> _Data extract_:
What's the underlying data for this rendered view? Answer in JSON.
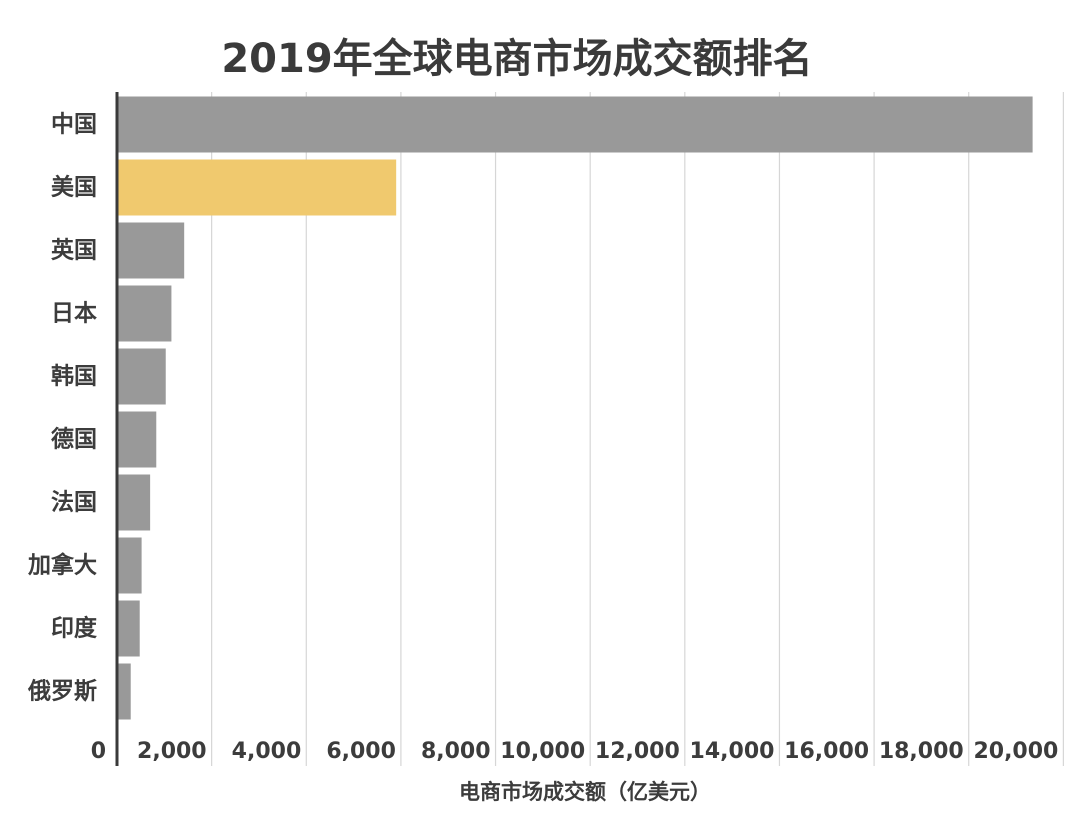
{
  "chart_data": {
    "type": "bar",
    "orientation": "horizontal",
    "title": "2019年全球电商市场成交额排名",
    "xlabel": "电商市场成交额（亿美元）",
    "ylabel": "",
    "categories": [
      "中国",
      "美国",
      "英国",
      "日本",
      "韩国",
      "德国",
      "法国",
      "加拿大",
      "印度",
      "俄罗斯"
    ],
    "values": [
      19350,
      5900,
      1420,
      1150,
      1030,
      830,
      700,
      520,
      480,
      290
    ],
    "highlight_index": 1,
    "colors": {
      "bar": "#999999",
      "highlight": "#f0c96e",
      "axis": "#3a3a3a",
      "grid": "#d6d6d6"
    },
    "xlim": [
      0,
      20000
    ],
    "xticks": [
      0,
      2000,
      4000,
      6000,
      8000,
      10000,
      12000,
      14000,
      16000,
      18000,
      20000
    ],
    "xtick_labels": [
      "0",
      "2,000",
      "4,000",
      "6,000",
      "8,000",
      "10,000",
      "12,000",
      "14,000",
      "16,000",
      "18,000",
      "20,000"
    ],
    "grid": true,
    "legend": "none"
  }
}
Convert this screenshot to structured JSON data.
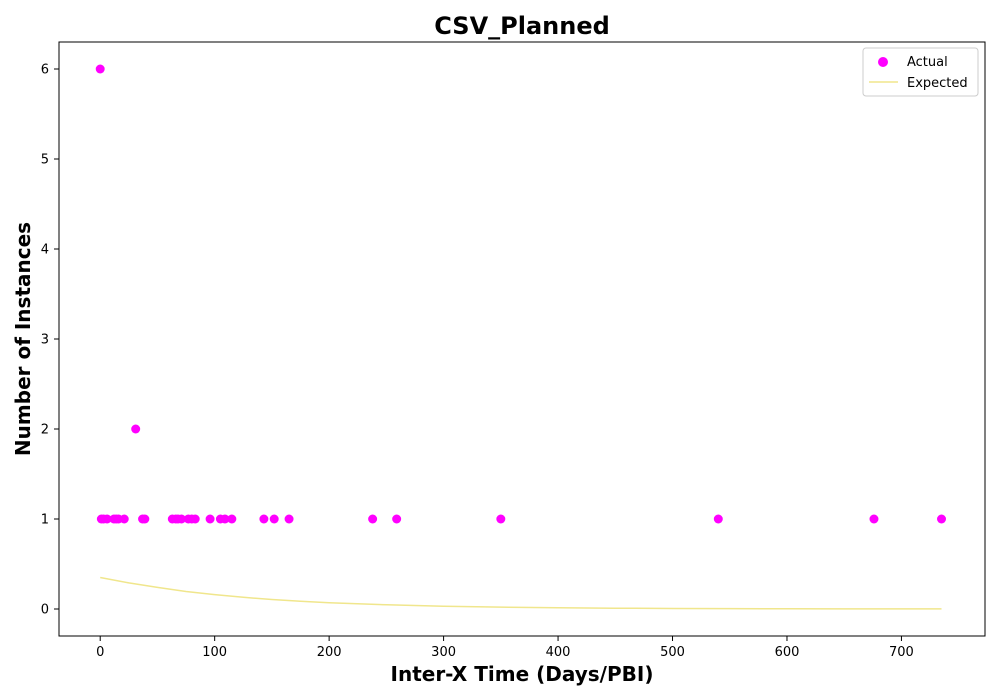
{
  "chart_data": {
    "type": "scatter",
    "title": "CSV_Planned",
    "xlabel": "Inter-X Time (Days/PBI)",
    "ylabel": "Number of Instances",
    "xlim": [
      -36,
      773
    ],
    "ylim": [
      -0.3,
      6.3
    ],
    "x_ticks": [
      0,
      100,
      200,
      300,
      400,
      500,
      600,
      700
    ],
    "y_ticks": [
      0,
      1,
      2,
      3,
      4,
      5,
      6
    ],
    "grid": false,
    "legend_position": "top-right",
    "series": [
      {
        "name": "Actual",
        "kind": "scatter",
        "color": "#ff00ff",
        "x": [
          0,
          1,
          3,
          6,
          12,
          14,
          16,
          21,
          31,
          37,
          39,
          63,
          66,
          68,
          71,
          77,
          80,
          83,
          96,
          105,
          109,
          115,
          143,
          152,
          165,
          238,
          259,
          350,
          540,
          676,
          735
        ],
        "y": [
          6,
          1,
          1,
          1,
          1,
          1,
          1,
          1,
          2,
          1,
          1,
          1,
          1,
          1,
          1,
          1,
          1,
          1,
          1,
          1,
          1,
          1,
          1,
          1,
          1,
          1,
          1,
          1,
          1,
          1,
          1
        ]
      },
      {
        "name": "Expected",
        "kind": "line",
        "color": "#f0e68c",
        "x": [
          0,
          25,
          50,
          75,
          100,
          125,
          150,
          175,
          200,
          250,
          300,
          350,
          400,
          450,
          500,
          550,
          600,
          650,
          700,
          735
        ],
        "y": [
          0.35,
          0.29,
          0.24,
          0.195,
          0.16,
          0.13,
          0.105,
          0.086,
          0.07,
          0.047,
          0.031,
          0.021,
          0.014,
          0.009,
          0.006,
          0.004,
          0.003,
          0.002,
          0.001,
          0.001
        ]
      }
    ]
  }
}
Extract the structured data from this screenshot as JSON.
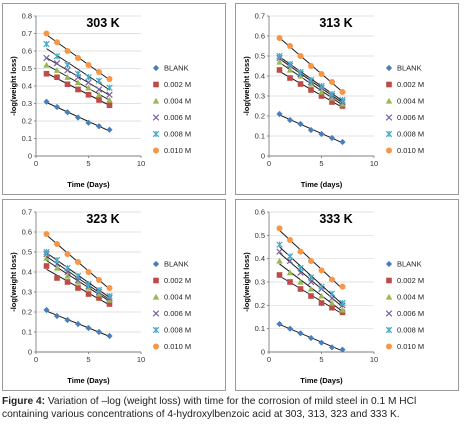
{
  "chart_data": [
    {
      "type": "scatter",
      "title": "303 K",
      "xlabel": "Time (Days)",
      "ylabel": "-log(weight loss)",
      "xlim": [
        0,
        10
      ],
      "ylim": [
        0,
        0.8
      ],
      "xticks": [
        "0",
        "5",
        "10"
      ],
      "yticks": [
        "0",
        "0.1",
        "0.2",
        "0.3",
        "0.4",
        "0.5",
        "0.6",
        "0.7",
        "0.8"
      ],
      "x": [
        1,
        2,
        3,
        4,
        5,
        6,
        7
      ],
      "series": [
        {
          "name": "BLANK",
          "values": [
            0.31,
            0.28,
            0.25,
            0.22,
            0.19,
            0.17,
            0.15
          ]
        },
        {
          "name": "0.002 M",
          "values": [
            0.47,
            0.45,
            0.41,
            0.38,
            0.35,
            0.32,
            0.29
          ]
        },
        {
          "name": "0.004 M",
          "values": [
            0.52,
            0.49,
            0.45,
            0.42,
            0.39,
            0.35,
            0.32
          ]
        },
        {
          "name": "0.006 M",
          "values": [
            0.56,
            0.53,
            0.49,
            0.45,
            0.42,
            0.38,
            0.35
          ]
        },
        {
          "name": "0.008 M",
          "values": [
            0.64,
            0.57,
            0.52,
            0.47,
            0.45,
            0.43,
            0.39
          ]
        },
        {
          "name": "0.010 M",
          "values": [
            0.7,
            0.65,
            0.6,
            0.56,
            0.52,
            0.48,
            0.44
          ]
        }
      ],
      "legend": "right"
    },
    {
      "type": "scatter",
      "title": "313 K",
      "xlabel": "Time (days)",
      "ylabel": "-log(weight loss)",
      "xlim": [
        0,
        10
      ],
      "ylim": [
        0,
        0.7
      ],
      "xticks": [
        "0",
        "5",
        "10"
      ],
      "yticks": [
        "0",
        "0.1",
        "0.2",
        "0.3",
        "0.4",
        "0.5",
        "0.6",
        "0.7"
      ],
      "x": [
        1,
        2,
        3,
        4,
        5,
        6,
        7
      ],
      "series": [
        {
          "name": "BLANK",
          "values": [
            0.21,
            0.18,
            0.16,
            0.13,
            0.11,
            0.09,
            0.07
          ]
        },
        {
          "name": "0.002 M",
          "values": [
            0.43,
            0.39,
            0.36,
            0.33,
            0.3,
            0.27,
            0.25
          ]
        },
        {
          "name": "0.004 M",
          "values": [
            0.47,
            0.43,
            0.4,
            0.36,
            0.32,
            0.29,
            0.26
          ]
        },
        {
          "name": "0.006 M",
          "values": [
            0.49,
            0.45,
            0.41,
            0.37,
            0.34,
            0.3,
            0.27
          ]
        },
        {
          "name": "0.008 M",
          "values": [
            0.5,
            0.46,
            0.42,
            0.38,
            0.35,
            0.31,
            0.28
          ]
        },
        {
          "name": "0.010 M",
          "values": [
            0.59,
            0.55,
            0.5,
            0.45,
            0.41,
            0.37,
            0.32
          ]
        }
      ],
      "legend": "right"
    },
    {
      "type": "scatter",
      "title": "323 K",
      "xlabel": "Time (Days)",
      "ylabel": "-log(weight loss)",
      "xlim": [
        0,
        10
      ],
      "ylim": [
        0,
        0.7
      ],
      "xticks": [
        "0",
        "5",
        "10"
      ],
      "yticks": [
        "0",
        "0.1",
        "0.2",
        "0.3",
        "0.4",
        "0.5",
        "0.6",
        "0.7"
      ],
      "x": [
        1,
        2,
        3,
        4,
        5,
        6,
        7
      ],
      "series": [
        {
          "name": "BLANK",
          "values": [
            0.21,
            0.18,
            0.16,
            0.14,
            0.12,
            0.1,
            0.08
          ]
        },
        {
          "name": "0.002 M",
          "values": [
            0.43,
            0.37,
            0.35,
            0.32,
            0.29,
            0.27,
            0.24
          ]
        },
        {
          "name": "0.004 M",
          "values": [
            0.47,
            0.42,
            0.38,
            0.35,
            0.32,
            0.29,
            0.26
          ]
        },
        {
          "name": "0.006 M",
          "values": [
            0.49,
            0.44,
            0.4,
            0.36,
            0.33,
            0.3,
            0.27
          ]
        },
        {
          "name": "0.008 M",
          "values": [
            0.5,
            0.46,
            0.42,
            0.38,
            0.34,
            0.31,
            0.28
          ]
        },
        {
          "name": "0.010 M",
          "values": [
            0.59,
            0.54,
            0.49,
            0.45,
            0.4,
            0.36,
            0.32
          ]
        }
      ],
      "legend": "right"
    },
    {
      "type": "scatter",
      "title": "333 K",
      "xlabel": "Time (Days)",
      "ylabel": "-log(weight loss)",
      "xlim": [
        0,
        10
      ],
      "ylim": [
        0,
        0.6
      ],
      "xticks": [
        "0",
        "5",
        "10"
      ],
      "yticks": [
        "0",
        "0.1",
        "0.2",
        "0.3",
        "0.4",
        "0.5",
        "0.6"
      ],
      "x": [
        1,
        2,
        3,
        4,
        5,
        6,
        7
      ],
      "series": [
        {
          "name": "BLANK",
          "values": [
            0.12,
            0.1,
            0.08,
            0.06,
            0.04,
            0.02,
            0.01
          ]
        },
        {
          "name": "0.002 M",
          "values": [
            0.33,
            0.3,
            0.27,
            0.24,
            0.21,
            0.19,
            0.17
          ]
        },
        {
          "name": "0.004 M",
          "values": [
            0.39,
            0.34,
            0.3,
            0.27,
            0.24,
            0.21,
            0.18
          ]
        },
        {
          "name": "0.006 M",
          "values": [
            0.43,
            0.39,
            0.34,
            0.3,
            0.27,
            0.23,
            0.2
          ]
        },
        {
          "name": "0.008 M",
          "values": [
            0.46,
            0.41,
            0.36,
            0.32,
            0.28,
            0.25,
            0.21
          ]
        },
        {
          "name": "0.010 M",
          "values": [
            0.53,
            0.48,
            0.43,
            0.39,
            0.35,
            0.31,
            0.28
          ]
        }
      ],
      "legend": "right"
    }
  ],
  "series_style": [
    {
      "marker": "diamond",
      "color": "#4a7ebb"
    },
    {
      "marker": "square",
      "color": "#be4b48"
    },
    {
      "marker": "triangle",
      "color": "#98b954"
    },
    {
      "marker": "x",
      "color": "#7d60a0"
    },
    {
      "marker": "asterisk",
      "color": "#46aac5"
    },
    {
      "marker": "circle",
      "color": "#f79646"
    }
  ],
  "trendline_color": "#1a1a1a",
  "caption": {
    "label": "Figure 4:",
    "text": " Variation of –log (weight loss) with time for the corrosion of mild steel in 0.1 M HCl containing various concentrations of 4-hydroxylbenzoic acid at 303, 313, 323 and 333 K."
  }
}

> _Given task_: Return every line above that contains the word "this".

> _Finished task_:
What's the underlying data for this rendered view? Answer in JSON.
Convert this screenshot to structured JSON data.
Extract the structured data from this screenshot as JSON.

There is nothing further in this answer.